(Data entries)
** START **

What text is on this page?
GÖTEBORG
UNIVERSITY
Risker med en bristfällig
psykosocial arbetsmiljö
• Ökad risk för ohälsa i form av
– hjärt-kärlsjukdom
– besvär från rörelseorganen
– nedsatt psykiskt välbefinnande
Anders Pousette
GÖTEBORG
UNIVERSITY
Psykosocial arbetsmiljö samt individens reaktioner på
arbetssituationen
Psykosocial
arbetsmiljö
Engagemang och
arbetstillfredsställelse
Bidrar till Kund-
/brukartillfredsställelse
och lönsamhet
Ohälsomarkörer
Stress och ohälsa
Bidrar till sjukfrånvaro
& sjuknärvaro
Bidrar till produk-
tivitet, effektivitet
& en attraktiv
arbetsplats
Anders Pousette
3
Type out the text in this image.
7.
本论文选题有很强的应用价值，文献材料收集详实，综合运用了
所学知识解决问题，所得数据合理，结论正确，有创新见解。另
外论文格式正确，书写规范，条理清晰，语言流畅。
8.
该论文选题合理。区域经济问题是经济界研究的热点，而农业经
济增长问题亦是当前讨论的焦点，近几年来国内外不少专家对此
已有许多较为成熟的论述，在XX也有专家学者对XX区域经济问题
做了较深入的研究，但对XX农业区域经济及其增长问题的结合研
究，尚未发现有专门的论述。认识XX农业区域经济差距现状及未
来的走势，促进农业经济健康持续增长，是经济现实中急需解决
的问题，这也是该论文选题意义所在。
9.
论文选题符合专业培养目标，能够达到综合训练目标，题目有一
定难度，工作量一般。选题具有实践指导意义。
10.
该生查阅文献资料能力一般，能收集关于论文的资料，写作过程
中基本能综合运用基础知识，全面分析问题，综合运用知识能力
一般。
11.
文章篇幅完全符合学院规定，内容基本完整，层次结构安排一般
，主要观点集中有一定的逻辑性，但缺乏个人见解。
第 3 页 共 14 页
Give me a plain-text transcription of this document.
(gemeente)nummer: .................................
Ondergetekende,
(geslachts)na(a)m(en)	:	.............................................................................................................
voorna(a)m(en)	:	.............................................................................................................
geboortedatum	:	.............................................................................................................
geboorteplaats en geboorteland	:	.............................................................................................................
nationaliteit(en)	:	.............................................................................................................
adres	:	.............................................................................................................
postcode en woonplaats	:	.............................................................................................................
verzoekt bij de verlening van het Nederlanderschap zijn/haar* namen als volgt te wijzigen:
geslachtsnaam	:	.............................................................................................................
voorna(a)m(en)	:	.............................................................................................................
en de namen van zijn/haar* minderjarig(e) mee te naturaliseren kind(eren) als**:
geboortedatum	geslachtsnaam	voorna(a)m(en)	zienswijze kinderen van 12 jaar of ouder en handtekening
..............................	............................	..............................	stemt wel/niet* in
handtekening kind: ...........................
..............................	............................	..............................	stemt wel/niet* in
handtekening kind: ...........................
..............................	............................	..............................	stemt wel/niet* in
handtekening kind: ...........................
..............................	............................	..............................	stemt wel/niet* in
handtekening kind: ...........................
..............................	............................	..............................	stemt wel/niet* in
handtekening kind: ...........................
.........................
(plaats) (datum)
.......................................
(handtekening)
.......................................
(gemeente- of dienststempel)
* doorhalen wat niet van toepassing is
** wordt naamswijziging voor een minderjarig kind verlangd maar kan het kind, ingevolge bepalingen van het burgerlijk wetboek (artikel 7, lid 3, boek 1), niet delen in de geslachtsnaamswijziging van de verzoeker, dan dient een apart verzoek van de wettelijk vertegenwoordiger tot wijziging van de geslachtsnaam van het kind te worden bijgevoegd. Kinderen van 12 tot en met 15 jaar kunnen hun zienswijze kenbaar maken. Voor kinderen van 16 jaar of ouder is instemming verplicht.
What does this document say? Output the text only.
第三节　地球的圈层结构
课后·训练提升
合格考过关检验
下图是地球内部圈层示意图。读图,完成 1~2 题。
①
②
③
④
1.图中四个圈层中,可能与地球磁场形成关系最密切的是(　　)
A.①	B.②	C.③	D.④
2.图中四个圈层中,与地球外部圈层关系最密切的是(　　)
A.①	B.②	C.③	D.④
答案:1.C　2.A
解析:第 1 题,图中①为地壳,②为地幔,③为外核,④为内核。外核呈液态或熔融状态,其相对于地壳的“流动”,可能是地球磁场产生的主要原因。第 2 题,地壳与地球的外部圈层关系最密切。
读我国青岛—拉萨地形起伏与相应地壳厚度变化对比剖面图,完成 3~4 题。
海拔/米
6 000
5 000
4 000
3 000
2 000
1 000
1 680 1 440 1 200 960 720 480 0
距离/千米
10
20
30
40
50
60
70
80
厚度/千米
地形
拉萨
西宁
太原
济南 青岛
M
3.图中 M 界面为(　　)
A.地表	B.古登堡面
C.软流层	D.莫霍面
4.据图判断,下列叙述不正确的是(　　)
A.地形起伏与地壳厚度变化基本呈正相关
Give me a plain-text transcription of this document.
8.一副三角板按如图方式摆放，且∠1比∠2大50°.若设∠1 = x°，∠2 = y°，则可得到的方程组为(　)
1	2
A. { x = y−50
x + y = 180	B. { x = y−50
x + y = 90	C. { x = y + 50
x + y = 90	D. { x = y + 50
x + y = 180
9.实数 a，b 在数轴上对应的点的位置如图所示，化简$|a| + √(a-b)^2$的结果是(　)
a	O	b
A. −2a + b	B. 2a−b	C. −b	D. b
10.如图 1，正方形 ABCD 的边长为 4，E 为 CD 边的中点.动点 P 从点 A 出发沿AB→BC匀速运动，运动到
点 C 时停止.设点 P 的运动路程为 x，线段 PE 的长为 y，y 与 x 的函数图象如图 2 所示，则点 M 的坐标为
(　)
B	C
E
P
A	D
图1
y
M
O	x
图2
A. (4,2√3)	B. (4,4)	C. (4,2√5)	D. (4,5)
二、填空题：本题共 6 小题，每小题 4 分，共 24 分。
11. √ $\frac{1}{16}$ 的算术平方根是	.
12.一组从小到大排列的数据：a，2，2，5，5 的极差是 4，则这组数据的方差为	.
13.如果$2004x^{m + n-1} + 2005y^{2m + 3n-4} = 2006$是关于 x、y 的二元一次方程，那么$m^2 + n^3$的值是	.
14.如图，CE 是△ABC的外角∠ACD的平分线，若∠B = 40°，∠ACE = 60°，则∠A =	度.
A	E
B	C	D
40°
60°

** END **

▸ Aim of the task
Transcribe every record above exactly as it appears.

▸ Written answer
What text is on this page?
GÖTEBORG
UNIVERSITY
Risker med en bristfällig
psykosocial arbetsmiljö
• Ökad risk för ohälsa i form av
– hjärt-kärlsjukdom
– besvär från rörelseorganen
– nedsatt psykiskt välbefinnande
Anders Pousette
GÖTEBORG
UNIVERSITY
Psykosocial arbetsmiljö samt individens reaktioner på
arbetssituationen
Psykosocial
arbetsmiljö
Engagemang och
arbetstillfredsställelse
Bidrar till Kund-
/brukartillfredsställelse
och lönsamhet
Ohälsomarkörer
Stress och ohälsa
Bidrar till sjukfrånvaro
& sjuknärvaro
Bidrar till produk-
tivitet, effektivitet
& en attraktiv
arbetsplats
Anders Pousette
3
Type out the text in this image.
7.
本论文选题有很强的应用价值，文献材料收集详实，综合运用了
所学知识解决问题，所得数据合理，结论正确，有创新见解。另
外论文格式正确，书写规范，条理清晰，语言流畅。
8.
该论文选题合理。区域经济问题是经济界研究的热点，而农业经
济增长问题亦是当前讨论的焦点，近几年来国内外不少专家对此
已有许多较为成熟的论述，在XX也有专家学者对XX区域经济问题
做了较深入的研究，但对XX农业区域经济及其增长问题的结合研
究，尚未发现有专门的论述。认识XX农业区域经济差距现状及未
来的走势，促进农业经济健康持续增长，是经济现实中急需解决
的问题，这也是该论文选题意义所在。
9.
论文选题符合专业培养目标，能够达到综合训练目标，题目有一
定难度，工作量一般。选题具有实践指导意义。
10.
该生查阅文献资料能力一般，能收集关于论文的资料，写作过程
中基本能综合运用基础知识，全面分析问题，综合运用知识能力
一般。
11.
文章篇幅完全符合学院规定，内容基本完整，层次结构安排一般
，主要观点集中有一定的逻辑性，但缺乏个人见解。
第 3 页 共 14 页
Give me a plain-text transcription of this document.
(gemeente)nummer: .................................
Ondergetekende,
(geslachts)na(a)m(en)	:	.............................................................................................................
voorna(a)m(en)	:	.............................................................................................................
geboortedatum	:	.............................................................................................................
geboorteplaats en geboorteland	:	.............................................................................................................
nationaliteit(en)	:	.............................................................................................................
adres	:	.............................................................................................................
postcode en woonplaats	:	.............................................................................................................
verzoekt bij de verlening van het Nederlanderschap zijn/haar* namen als volgt te wijzigen:
geslachtsnaam	:	.............................................................................................................
voorna(a)m(en)	:	.............................................................................................................
en de namen van zijn/haar* minderjarig(e) mee te naturaliseren kind(eren) als**:
geboortedatum	geslachtsnaam	voorna(a)m(en)	zienswijze kinderen van 12 jaar of ouder en handtekening
..............................	............................	..............................	stemt wel/niet* in
handtekening kind: ...........................
..............................	............................	..............................	stemt wel/niet* in
handtekening kind: ...........................
..............................	............................	..............................	stemt wel/niet* in
handtekening kind: ...........................
..............................	............................	..............................	stemt wel/niet* in
handtekening kind: ...........................
..............................	............................	..............................	stemt wel/niet* in
handtekening kind: ...........................
.........................
(plaats) (datum)
.......................................
(handtekening)
.......................................
(gemeente- of dienststempel)
* doorhalen wat niet van toepassing is
** wordt naamswijziging voor een minderjarig kind verlangd maar kan het kind, ingevolge bepalingen van het burgerlijk wetboek (artikel 7, lid 3, boek 1), niet delen in de geslachtsnaamswijziging van de verzoeker, dan dient een apart verzoek van de wettelijk vertegenwoordiger tot wijziging van de geslachtsnaam van het kind te worden bijgevoegd. Kinderen van 12 tot en met 15 jaar kunnen hun zienswijze kenbaar maken. Voor kinderen van 16 jaar of ouder is instemming verplicht.
What does this document say? Output the text only.
第三节　地球的圈层结构
课后·训练提升
合格考过关检验
下图是地球内部圈层示意图。读图,完成 1~2 题。
①
②
③
④
1.图中四个圈层中,可能与地球磁场形成关系最密切的是(　　)
A.①	B.②	C.③	D.④
2.图中四个圈层中,与地球外部圈层关系最密切的是(　　)
A.①	B.②	C.③	D.④
答案:1.C　2.A
解析:第 1 题,图中①为地壳,②为地幔,③为外核,④为内核。外核呈液态或熔融状态,其相对于地壳的“流动”,可能是地球磁场产生的主要原因。第 2 题,地壳与地球的外部圈层关系最密切。
读我国青岛—拉萨地形起伏与相应地壳厚度变化对比剖面图,完成 3~4 题。
海拔/米
6 000
5 000
4 000
3 000
2 000
1 000
1 680 1 440 1 200 960 720 480 0
距离/千米
10
20
30
40
50
60
70
80
厚度/千米
地形
拉萨
西宁
太原
济南 青岛
M
3.图中 M 界面为(　　)
A.地表	B.古登堡面
C.软流层	D.莫霍面
4.据图判断,下列叙述不正确的是(　　)
A.地形起伏与地壳厚度变化基本呈正相关
Give me a plain-text transcription of this document.
8.一副三角板按如图方式摆放，且∠1比∠2大50°.若设∠1 = x°，∠2 = y°，则可得到的方程组为(　)
1	2
A. { x = y−50
x + y = 180	B. { x = y−50
x + y = 90	C. { x = y + 50
x + y = 90	D. { x = y + 50
x + y = 180
9.实数 a，b 在数轴上对应的点的位置如图所示，化简$|a| + √(a-b)^2$的结果是(　)
a	O	b
A. −2a + b	B. 2a−b	C. −b	D. b
10.如图 1，正方形 ABCD 的边长为 4，E 为 CD 边的中点.动点 P 从点 A 出发沿AB→BC匀速运动，运动到
点 C 时停止.设点 P 的运动路程为 x，线段 PE 的长为 y，y 与 x 的函数图象如图 2 所示，则点 M 的坐标为
(　)
B	C
E
P
A	D
图1
y
M
O	x
图2
A. (4,2√3)	B. (4,4)	C. (4,2√5)	D. (4,5)
二、填空题：本题共 6 小题，每小题 4 分，共 24 分。
11. √ $\frac{1}{16}$ 的算术平方根是	.
12.一组从小到大排列的数据：a，2，2，5，5 的极差是 4，则这组数据的方差为	.
13.如果$2004x^{m + n-1} + 2005y^{2m + 3n-4} = 2006$是关于 x、y 的二元一次方程，那么$m^2 + n^3$的值是	.
14.如图，CE 是△ABC的外角∠ACD的平分线，若∠B = 40°，∠ACE = 60°，则∠A =	度.
A	E
B	C	D
40°
60°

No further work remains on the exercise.